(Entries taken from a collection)

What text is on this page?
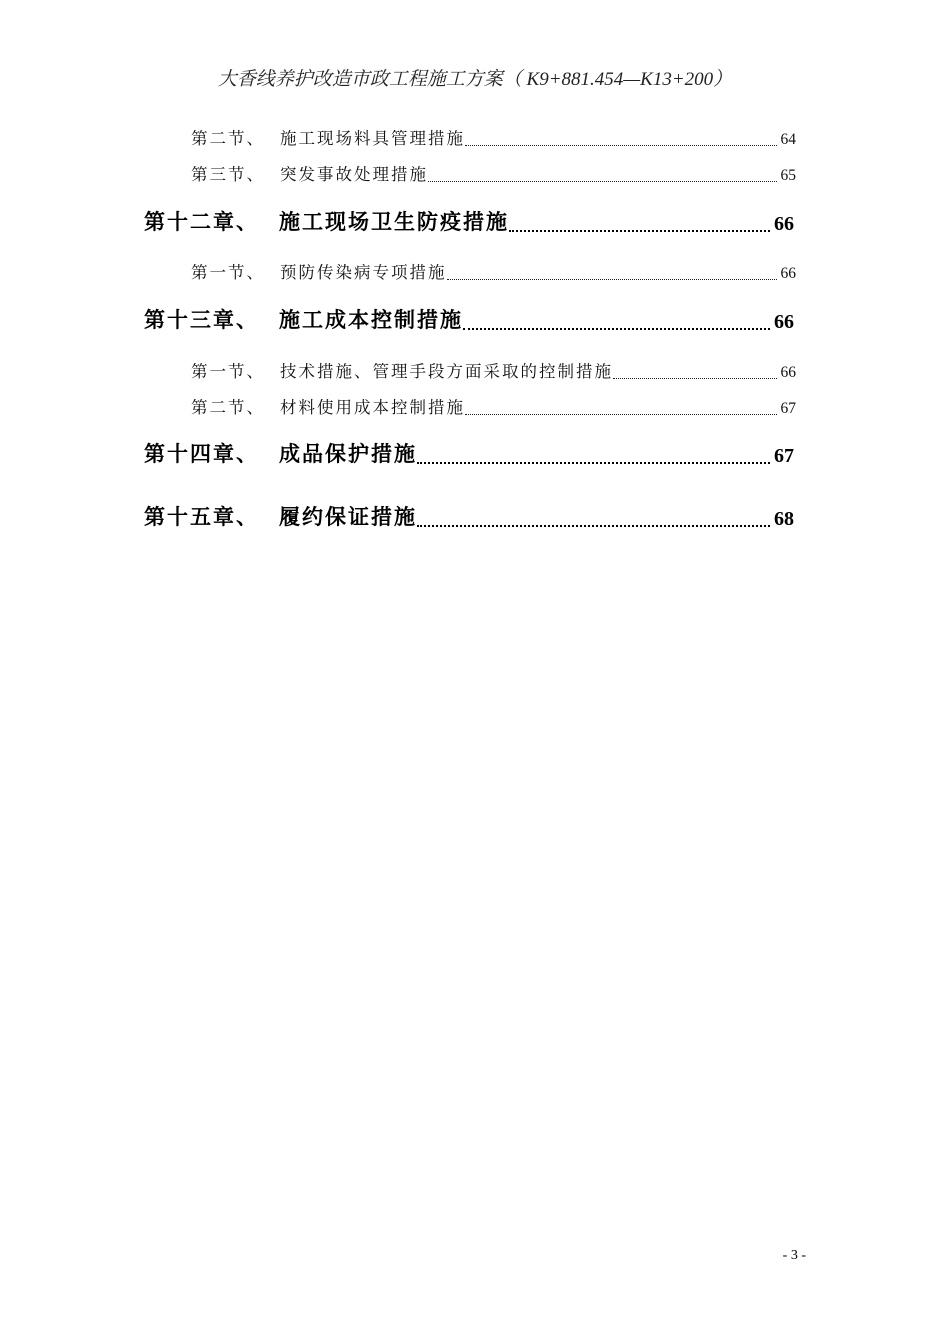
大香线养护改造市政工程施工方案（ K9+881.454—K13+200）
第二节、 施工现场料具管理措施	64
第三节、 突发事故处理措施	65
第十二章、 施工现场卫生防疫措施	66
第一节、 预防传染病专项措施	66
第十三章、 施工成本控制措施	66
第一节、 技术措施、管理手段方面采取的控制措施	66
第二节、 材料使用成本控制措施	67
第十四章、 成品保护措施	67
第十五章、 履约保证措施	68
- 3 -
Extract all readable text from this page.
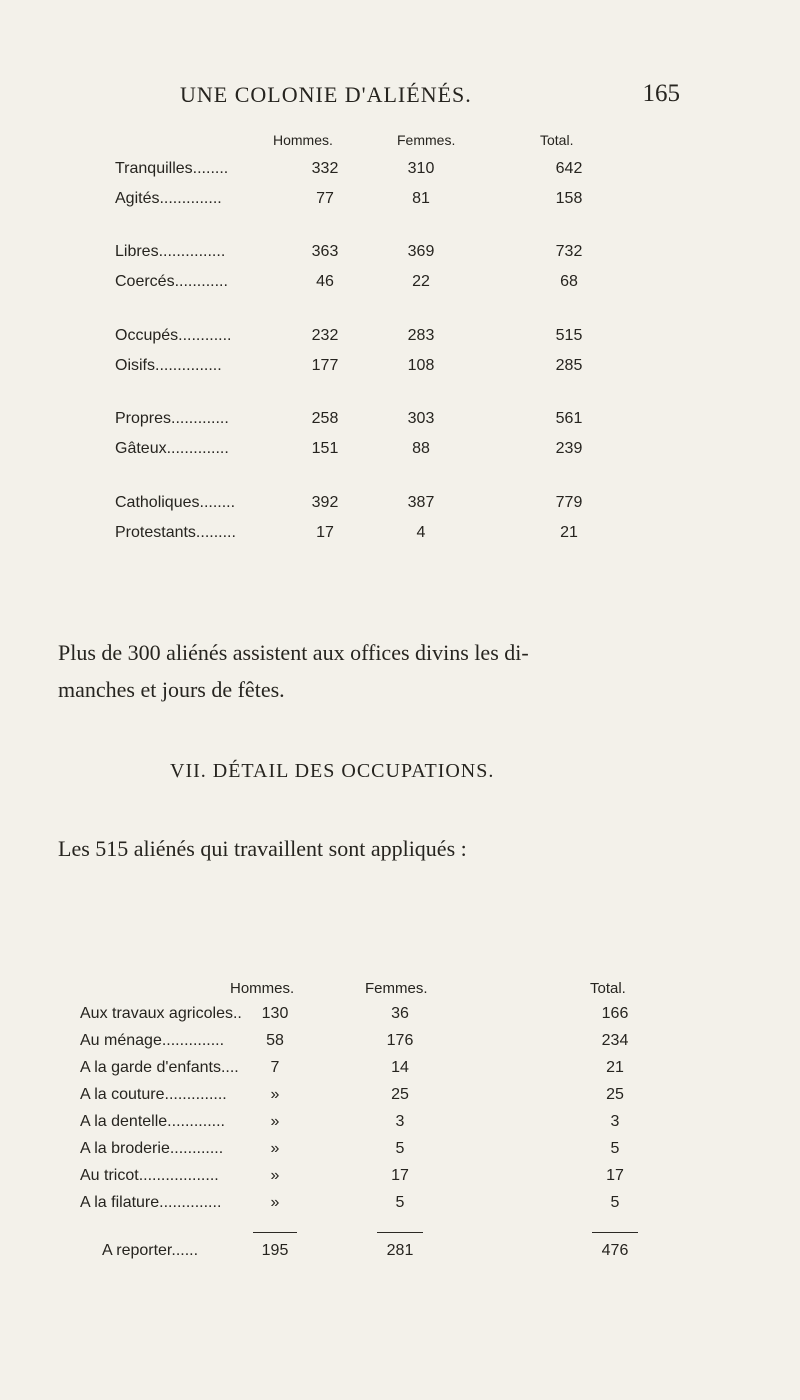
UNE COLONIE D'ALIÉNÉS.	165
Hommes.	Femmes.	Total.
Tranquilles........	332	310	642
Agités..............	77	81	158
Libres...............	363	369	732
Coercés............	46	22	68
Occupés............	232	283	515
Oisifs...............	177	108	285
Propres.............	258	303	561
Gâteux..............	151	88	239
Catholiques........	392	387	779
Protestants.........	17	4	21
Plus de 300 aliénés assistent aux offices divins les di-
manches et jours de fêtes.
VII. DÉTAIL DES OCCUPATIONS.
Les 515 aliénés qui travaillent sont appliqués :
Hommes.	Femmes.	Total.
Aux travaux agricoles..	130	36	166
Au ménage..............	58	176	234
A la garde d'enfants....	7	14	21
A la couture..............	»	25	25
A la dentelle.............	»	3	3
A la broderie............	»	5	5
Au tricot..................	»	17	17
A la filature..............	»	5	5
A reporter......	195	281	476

▶ [WHAT IS EXPECTED]: Write out every entry again word for word, without any of the pictures.

▶ [WRITTEN REPLY]:
What text is on this page?
大香线养护改造市政工程施工方案（ K9+881.454—K13+200）
第二节、 施工现场料具管理措施	64
第三节、 突发事故处理措施	65
第十二章、 施工现场卫生防疫措施	66
第一节、 预防传染病专项措施	66
第十三章、 施工成本控制措施	66
第一节、 技术措施、管理手段方面采取的控制措施	66
第二节、 材料使用成本控制措施	67
第十四章、 成品保护措施	67
第十五章、 履约保证措施	68
- 3 -
Extract all readable text from this page.
UNE COLONIE D'ALIÉNÉS.	165
Hommes.	Femmes.	Total.
Tranquilles........	332	310	642
Agités..............	77	81	158
Libres...............	363	369	732
Coercés............	46	22	68
Occupés............	232	283	515
Oisifs...............	177	108	285
Propres.............	258	303	561
Gâteux..............	151	88	239
Catholiques........	392	387	779
Protestants.........	17	4	21
Plus de 300 aliénés assistent aux offices divins les di-
manches et jours de fêtes.
VII. DÉTAIL DES OCCUPATIONS.
Les 515 aliénés qui travaillent sont appliqués :
Hommes.	Femmes.	Total.
Aux travaux agricoles..	130	36	166
Au ménage..............	58	176	234
A la garde d'enfants....	7	14	21
A la couture..............	»	25	25
A la dentelle.............	»	3	3
A la broderie............	»	5	5
Au tricot..................	»	17	17
A la filature..............	»	5	5
A reporter......	195	281	476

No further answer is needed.